╔══
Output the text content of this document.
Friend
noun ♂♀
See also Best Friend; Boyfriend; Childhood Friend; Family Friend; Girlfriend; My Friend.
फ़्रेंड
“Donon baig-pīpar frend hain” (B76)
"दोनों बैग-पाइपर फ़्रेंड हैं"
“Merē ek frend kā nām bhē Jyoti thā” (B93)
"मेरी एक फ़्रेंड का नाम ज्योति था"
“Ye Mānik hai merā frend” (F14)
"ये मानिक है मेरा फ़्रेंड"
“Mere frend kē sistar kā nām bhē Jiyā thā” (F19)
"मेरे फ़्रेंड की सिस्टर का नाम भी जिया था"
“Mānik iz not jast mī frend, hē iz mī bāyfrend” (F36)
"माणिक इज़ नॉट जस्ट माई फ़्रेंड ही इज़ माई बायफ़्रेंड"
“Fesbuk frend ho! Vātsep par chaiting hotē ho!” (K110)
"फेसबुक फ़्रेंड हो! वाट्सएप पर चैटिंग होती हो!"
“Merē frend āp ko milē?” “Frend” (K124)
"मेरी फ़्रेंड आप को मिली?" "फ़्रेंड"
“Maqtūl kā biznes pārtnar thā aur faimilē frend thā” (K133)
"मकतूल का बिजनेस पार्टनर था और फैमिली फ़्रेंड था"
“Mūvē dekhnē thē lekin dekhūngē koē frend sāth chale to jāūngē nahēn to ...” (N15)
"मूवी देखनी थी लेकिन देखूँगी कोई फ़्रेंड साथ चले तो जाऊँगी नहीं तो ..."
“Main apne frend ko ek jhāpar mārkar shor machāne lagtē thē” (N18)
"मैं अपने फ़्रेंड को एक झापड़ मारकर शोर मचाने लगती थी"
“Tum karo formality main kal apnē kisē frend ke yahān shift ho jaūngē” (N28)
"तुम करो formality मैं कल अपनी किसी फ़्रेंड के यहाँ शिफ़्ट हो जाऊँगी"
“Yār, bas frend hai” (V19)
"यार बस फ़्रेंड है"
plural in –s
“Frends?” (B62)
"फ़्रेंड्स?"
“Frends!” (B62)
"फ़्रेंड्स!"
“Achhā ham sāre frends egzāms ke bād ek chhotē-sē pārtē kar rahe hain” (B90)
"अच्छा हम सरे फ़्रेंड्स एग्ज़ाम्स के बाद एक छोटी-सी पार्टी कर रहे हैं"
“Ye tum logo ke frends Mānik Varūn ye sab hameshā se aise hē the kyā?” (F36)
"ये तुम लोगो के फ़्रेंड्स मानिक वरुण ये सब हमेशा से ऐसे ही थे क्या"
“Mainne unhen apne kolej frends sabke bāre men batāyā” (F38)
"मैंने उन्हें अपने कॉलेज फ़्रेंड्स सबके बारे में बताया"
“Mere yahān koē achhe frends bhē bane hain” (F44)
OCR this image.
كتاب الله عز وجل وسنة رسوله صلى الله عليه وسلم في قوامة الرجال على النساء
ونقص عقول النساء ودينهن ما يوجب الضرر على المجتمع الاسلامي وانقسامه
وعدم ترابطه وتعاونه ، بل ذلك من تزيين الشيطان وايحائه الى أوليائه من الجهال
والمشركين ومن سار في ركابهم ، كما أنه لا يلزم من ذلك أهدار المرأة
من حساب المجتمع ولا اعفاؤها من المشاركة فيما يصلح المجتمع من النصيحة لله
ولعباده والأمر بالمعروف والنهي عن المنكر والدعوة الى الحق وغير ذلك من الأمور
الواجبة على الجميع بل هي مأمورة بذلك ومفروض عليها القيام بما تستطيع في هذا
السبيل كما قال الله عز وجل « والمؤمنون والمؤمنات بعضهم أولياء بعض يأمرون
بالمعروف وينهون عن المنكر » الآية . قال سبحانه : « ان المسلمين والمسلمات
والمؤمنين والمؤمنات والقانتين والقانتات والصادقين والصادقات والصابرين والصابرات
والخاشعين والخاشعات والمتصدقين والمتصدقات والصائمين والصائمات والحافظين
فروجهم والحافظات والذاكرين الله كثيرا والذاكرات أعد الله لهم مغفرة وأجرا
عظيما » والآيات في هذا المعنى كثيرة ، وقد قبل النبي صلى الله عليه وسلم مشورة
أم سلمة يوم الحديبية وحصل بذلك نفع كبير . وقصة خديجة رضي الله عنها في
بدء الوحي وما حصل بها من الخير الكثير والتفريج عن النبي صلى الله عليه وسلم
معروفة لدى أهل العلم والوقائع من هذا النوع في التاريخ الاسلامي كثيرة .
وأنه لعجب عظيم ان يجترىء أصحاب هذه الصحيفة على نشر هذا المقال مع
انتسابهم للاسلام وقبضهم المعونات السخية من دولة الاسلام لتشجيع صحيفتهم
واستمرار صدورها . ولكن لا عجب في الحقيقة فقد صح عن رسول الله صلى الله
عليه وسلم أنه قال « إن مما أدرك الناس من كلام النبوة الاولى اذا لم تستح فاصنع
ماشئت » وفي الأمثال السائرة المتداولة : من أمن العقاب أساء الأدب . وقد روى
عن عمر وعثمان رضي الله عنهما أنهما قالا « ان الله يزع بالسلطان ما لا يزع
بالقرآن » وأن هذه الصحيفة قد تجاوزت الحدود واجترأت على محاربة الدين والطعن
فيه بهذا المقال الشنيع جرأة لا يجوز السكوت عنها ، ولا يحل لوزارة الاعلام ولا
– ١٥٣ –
╚══
Stated task:
Copy each line above containing the string "Friend".

Result of this task:
Friend
See also Best Friend; Boyfriend; Childhood Friend; Family Friend; Girlfriend; My Friend.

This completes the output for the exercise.